Retype all the records with nothing changed.

################

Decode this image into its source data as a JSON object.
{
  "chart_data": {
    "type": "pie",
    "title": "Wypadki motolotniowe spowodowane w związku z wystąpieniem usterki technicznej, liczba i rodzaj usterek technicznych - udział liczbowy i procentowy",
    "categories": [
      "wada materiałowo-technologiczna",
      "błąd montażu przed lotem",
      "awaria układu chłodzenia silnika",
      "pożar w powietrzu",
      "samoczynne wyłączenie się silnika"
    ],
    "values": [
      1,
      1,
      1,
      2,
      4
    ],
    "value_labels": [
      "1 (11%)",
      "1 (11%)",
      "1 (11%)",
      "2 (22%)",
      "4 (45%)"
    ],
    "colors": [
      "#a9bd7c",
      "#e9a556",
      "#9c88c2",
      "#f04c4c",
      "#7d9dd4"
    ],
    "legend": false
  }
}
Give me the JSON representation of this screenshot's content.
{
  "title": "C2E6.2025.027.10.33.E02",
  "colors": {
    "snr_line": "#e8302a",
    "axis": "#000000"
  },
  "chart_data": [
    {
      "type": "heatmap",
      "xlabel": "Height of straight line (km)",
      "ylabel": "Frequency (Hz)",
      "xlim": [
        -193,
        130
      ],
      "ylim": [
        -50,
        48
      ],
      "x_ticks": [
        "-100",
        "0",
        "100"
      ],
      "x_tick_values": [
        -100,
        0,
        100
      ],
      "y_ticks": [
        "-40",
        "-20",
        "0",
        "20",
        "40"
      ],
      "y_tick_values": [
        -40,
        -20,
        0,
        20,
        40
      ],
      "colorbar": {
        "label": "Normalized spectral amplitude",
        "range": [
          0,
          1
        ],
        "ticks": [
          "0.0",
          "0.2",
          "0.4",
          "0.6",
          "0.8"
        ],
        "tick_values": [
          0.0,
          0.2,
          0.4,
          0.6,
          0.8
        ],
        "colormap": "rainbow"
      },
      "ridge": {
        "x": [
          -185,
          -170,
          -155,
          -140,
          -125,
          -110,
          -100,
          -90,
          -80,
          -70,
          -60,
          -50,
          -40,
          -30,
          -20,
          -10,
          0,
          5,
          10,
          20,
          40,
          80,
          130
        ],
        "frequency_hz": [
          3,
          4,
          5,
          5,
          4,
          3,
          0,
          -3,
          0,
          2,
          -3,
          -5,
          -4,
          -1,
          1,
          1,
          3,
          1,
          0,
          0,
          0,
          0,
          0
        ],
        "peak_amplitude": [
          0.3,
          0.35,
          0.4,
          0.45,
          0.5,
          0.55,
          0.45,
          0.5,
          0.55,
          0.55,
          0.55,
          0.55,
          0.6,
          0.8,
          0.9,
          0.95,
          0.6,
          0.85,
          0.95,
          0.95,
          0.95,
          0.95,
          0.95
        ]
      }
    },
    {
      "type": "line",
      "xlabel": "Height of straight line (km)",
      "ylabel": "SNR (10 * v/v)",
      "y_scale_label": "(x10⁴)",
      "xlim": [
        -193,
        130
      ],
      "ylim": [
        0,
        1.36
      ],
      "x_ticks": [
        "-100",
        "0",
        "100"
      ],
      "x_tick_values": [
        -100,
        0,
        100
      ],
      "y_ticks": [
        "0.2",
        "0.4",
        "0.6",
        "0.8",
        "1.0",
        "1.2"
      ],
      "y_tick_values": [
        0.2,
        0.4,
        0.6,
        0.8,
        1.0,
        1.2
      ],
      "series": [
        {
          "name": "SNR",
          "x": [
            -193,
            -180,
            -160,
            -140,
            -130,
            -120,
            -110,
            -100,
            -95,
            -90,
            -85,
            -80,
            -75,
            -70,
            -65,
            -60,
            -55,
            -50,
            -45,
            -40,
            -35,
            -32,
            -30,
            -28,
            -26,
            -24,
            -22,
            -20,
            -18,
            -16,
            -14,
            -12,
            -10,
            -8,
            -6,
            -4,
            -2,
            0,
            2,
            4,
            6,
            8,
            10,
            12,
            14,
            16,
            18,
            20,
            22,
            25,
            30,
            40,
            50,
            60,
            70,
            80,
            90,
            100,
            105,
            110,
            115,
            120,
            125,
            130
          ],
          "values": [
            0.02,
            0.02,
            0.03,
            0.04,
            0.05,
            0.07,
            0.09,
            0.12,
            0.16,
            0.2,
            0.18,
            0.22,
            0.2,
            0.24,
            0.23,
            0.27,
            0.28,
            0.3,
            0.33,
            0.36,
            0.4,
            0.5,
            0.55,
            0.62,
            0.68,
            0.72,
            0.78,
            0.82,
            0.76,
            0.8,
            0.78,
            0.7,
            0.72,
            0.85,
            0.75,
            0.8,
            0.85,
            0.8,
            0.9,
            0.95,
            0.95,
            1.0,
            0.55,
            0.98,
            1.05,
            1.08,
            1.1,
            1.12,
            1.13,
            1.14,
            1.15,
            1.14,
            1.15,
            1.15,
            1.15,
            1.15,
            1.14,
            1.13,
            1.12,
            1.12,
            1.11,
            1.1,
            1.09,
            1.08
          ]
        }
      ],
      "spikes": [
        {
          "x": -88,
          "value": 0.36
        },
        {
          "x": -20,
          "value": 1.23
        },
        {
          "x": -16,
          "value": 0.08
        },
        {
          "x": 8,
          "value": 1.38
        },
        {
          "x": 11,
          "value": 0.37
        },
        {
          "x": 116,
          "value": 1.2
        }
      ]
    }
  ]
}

################

◆ Result ◆
Decode this image into its source data as a JSON object.
{
  "chart_data": {
    "type": "pie",
    "title": "Wypadki motolotniowe spowodowane w związku z wystąpieniem usterki technicznej, liczba i rodzaj usterek technicznych - udział liczbowy i procentowy",
    "categories": [
      "wada materiałowo-technologiczna",
      "błąd montażu przed lotem",
      "awaria układu chłodzenia silnika",
      "pożar w powietrzu",
      "samoczynne wyłączenie się silnika"
    ],
    "values": [
      1,
      1,
      1,
      2,
      4
    ],
    "value_labels": [
      "1 (11%)",
      "1 (11%)",
      "1 (11%)",
      "2 (22%)",
      "4 (45%)"
    ],
    "colors": [
      "#a9bd7c",
      "#e9a556",
      "#9c88c2",
      "#f04c4c",
      "#7d9dd4"
    ],
    "legend": false
  }
}
Give me the JSON representation of this screenshot's content.
{
  "title": "C2E6.2025.027.10.33.E02",
  "colors": {
    "snr_line": "#e8302a",
    "axis": "#000000"
  },
  "chart_data": [
    {
      "type": "heatmap",
      "xlabel": "Height of straight line (km)",
      "ylabel": "Frequency (Hz)",
      "xlim": [
        -193,
        130
      ],
      "ylim": [
        -50,
        48
      ],
      "x_ticks": [
        "-100",
        "0",
        "100"
      ],
      "x_tick_values": [
        -100,
        0,
        100
      ],
      "y_ticks": [
        "-40",
        "-20",
        "0",
        "20",
        "40"
      ],
      "y_tick_values": [
        -40,
        -20,
        0,
        20,
        40
      ],
      "colorbar": {
        "label": "Normalized spectral amplitude",
        "range": [
          0,
          1
        ],
        "ticks": [
          "0.0",
          "0.2",
          "0.4",
          "0.6",
          "0.8"
        ],
        "tick_values": [
          0.0,
          0.2,
          0.4,
          0.6,
          0.8
        ],
        "colormap": "rainbow"
      },
      "ridge": {
        "x": [
          -185,
          -170,
          -155,
          -140,
          -125,
          -110,
          -100,
          -90,
          -80,
          -70,
          -60,
          -50,
          -40,
          -30,
          -20,
          -10,
          0,
          5,
          10,
          20,
          40,
          80,
          130
        ],
        "frequency_hz": [
          3,
          4,
          5,
          5,
          4,
          3,
          0,
          -3,
          0,
          2,
          -3,
          -5,
          -4,
          -1,
          1,
          1,
          3,
          1,
          0,
          0,
          0,
          0,
          0
        ],
        "peak_amplitude": [
          0.3,
          0.35,
          0.4,
          0.45,
          0.5,
          0.55,
          0.45,
          0.5,
          0.55,
          0.55,
          0.55,
          0.55,
          0.6,
          0.8,
          0.9,
          0.95,
          0.6,
          0.85,
          0.95,
          0.95,
          0.95,
          0.95,
          0.95
        ]
      }
    },
    {
      "type": "line",
      "xlabel": "Height of straight line (km)",
      "ylabel": "SNR (10 * v/v)",
      "y_scale_label": "(x10⁴)",
      "xlim": [
        -193,
        130
      ],
      "ylim": [
        0,
        1.36
      ],
      "x_ticks": [
        "-100",
        "0",
        "100"
      ],
      "x_tick_values": [
        -100,
        0,
        100
      ],
      "y_ticks": [
        "0.2",
        "0.4",
        "0.6",
        "0.8",
        "1.0",
        "1.2"
      ],
      "y_tick_values": [
        0.2,
        0.4,
        0.6,
        0.8,
        1.0,
        1.2
      ],
      "series": [
        {
          "name": "SNR",
          "x": [
            -193,
            -180,
            -160,
            -140,
            -130,
            -120,
            -110,
            -100,
            -95,
            -90,
            -85,
            -80,
            -75,
            -70,
            -65,
            -60,
            -55,
            -50,
            -45,
            -40,
            -35,
            -32,
            -30,
            -28,
            -26,
            -24,
            -22,
            -20,
            -18,
            -16,
            -14,
            -12,
            -10,
            -8,
            -6,
            -4,
            -2,
            0,
            2,
            4,
            6,
            8,
            10,
            12,
            14,
            16,
            18,
            20,
            22,
            25,
            30,
            40,
            50,
            60,
            70,
            80,
            90,
            100,
            105,
            110,
            115,
            120,
            125,
            130
          ],
          "values": [
            0.02,
            0.02,
            0.03,
            0.04,
            0.05,
            0.07,
            0.09,
            0.12,
            0.16,
            0.2,
            0.18,
            0.22,
            0.2,
            0.24,
            0.23,
            0.27,
            0.28,
            0.3,
            0.33,
            0.36,
            0.4,
            0.5,
            0.55,
            0.62,
            0.68,
            0.72,
            0.78,
            0.82,
            0.76,
            0.8,
            0.78,
            0.7,
            0.72,
            0.85,
            0.75,
            0.8,
            0.85,
            0.8,
            0.9,
            0.95,
            0.95,
            1.0,
            0.55,
            0.98,
            1.05,
            1.08,
            1.1,
            1.12,
            1.13,
            1.14,
            1.15,
            1.14,
            1.15,
            1.15,
            1.15,
            1.15,
            1.14,
            1.13,
            1.12,
            1.12,
            1.11,
            1.1,
            1.09,
            1.08
          ]
        }
      ],
      "spikes": [
        {
          "x": -88,
          "value": 0.36
        },
        {
          "x": -20,
          "value": 1.23
        },
        {
          "x": -16,
          "value": 0.08
        },
        {
          "x": 8,
          "value": 1.38
        },
        {
          "x": 11,
          "value": 0.37
        },
        {
          "x": 116,
          "value": 1.2
        }
      ]
    }
  ]
}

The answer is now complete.